=== DIRECTION ===
Where a line of the listing below includes the word "four", reproduce that line.

=== MATERIAL FOR THIS EXERCISE ===
■ ■ ■

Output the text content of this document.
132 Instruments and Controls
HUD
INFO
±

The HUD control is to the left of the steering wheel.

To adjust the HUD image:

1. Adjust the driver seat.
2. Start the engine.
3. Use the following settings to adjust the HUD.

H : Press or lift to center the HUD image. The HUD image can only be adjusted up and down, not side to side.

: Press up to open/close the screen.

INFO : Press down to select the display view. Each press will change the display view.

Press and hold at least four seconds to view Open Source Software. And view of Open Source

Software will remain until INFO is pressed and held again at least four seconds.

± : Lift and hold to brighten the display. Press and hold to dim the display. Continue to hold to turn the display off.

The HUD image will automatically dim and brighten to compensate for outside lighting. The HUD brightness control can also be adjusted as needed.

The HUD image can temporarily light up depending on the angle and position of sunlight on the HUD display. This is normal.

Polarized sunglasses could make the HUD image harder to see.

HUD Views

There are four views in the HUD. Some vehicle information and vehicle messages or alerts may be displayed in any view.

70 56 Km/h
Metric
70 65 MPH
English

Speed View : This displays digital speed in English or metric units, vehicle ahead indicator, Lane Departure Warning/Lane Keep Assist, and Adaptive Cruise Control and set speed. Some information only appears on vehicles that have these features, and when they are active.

■ ■ ■

=== RESULT FOR THIS TASK ===
Press and hold at least four seconds to view Open Source Software. And view of Open Source
Software will remain until INFO is pressed and held again at least four seconds.
There are four views in the HUD. Some vehicle information and vehicle messages or alerts may be displayed in any view.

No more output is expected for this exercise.